• _BRIEF_: Copy each line of the data below with the word "其他教育支出".

• _MATERIALS PROVIDED_:
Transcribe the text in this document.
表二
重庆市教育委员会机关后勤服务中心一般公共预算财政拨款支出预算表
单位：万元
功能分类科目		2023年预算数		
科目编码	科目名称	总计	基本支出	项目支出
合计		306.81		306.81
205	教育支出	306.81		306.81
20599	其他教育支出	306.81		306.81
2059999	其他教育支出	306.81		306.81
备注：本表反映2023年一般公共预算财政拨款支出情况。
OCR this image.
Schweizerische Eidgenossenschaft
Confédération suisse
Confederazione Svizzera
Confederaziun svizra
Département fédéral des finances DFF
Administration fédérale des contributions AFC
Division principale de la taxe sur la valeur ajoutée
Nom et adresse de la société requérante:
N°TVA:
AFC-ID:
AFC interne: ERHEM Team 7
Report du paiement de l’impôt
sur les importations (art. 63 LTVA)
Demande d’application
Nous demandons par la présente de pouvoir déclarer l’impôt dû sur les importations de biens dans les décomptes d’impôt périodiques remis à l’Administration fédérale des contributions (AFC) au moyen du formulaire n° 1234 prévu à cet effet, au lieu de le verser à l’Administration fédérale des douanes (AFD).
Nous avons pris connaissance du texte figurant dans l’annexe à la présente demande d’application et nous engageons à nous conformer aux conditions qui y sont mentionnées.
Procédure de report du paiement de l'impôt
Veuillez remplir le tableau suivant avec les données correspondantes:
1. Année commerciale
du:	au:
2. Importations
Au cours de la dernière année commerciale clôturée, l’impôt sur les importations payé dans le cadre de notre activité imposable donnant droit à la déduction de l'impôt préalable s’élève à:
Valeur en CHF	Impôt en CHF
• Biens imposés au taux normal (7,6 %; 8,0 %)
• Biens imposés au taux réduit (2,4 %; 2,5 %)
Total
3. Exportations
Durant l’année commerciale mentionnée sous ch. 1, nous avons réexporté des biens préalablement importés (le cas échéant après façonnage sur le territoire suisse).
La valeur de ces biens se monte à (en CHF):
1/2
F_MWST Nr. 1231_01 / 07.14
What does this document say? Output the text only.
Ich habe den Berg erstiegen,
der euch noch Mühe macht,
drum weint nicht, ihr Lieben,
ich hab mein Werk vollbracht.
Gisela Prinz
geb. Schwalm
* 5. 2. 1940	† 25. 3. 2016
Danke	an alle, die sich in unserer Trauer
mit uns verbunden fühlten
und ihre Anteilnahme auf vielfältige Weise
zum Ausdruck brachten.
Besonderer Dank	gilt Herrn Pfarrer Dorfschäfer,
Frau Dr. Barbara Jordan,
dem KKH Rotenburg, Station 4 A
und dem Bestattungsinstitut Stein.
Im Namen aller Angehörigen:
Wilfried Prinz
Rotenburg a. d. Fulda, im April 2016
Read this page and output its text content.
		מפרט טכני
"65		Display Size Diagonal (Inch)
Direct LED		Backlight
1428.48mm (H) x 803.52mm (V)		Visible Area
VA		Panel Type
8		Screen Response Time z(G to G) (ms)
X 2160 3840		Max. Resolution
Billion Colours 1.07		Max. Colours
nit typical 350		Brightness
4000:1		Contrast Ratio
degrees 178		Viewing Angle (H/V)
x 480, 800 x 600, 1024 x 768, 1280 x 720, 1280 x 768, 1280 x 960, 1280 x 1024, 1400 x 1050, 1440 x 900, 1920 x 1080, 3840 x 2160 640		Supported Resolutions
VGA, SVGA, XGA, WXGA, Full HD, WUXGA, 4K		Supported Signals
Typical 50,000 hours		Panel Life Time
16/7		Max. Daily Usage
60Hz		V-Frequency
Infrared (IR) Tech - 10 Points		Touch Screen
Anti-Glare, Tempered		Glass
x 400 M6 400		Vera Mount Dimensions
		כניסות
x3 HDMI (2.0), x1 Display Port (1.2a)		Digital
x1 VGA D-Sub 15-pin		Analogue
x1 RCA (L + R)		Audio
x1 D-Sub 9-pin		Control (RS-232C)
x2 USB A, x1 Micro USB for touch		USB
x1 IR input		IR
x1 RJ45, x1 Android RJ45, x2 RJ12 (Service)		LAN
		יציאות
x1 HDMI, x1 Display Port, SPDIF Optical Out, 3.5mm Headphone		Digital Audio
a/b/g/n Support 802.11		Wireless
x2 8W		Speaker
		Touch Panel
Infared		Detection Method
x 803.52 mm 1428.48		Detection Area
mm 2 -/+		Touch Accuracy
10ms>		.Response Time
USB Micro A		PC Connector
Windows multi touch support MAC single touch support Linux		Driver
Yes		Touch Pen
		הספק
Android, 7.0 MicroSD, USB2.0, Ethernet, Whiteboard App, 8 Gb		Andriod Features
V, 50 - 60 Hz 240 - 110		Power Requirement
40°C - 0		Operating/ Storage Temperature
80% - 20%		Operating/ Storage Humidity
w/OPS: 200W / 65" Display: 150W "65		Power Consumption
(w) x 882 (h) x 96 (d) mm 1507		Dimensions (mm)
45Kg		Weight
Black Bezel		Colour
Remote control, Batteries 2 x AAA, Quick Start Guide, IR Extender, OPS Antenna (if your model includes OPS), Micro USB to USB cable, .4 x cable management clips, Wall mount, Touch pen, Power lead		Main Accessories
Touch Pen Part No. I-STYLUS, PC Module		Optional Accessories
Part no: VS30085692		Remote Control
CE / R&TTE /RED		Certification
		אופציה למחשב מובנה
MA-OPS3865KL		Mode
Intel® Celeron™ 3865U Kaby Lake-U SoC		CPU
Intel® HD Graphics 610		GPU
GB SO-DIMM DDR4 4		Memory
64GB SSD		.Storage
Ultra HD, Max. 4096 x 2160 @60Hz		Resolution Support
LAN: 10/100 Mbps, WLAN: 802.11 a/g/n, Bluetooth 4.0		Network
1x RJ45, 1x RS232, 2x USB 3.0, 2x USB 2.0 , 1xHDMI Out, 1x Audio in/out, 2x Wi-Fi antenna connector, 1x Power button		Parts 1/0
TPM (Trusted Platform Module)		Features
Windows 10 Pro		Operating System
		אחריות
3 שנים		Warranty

• _COMPLETE ANSWER_:
20599	其他教育支出	306.81		306.81
2059999	其他教育支出	306.81		306.81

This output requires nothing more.